● WHAT YOU WILL DO
Take every line that has the string "JSON" and copy it out.

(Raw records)
━━━━━━━━━━━━━━━━━━━━

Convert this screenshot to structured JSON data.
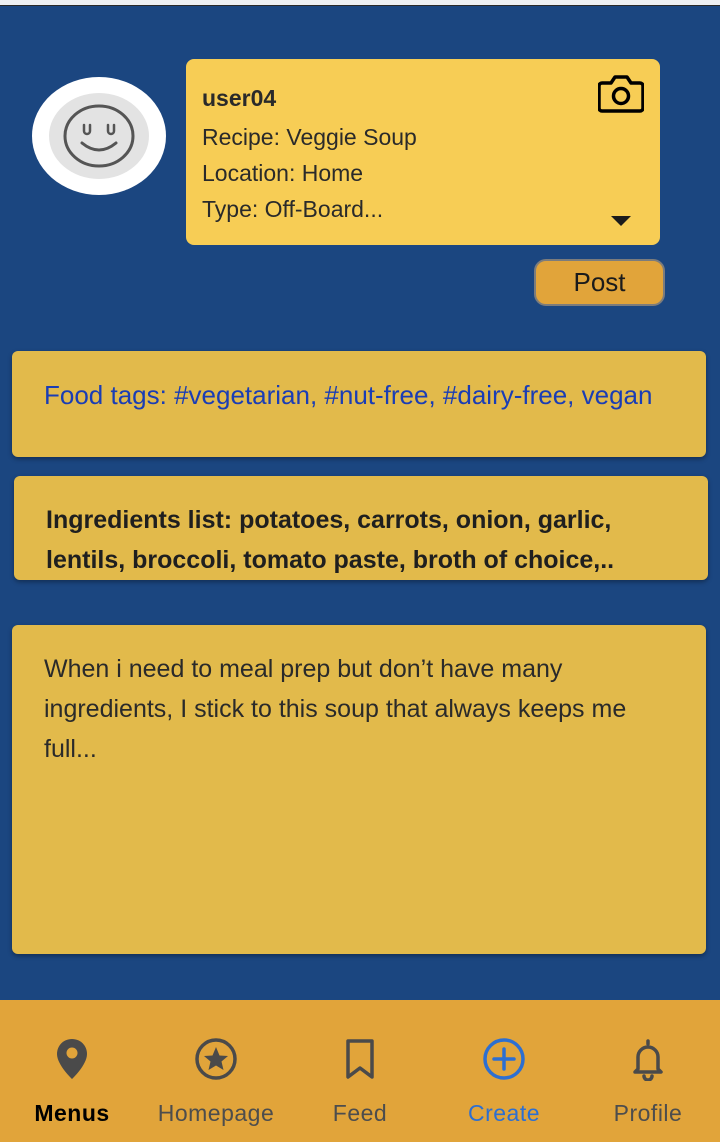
{
  "profile": {
    "username": "user04",
    "recipe": "Recipe: Veggie Soup",
    "location": "Location: Home",
    "type": "Type: Off-Board..."
  },
  "actions": {
    "post_label": "Post"
  },
  "tags": {
    "text": "Food tags: #vegetarian, #nut-free, #dairy-free, vegan"
  },
  "ingredients": {
    "text": "Ingredients list: potatoes, carrots, onion, garlic,\nlentils, broccoli, tomato paste, broth of choice,.."
  },
  "description": {
    "text": "When i need to meal prep but don’t have many ingredients, I stick to this soup that always keeps me full..."
  },
  "nav": {
    "items": [
      {
        "label": "Menus",
        "icon": "location-pin-icon"
      },
      {
        "label": "Homepage",
        "icon": "star-circle-icon"
      },
      {
        "label": "Feed",
        "icon": "bookmark-icon"
      },
      {
        "label": "Create",
        "icon": "add-circle-icon"
      },
      {
        "label": "Profile",
        "icon": "bell-icon"
      }
    ]
  },
  "colors": {
    "background": "#1b4680",
    "info_card": "#f7cd55",
    "cards": "#e2ba4b",
    "nav_bar": "#e1a43a",
    "accent_blue": "#2d6fd1",
    "tag_blue": "#1a3db5"
  }
}
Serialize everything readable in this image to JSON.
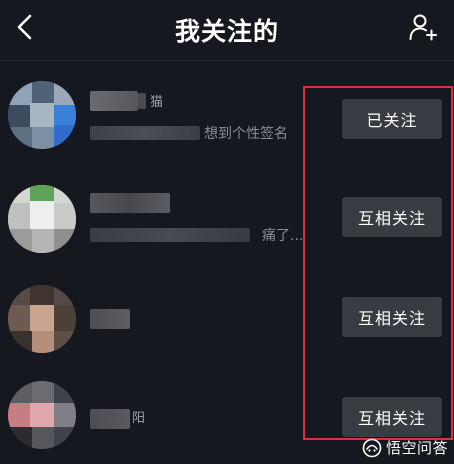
{
  "header": {
    "title": "我关注的",
    "back_icon": "chevron-left-icon",
    "add_icon": "add-user-icon"
  },
  "list": [
    {
      "name_suffix": "猫",
      "signature_visible": "想到个性签名",
      "button_label": "已关注"
    },
    {
      "name_suffix": "",
      "signature_visible": "痛了...",
      "button_label": "互相关注"
    },
    {
      "name_suffix": "",
      "signature_visible": "",
      "button_label": "互相关注"
    },
    {
      "name_suffix": "阳",
      "signature_visible": "",
      "button_label": "互相关注"
    }
  ],
  "annotation": {
    "color": "#e0303c"
  },
  "watermark": {
    "text": "悟空问答",
    "logo_icon": "wukong-logo-icon"
  },
  "colors": {
    "background": "#16181f",
    "button_bg": "#393b42",
    "secondary_text": "#8a8c93"
  }
}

━━━━━━━━━━━━━━━━━━━━

● SOLVED EXERCISE
Convert this screenshot to structured JSON data.
Serialize everything readable in this image to JSON.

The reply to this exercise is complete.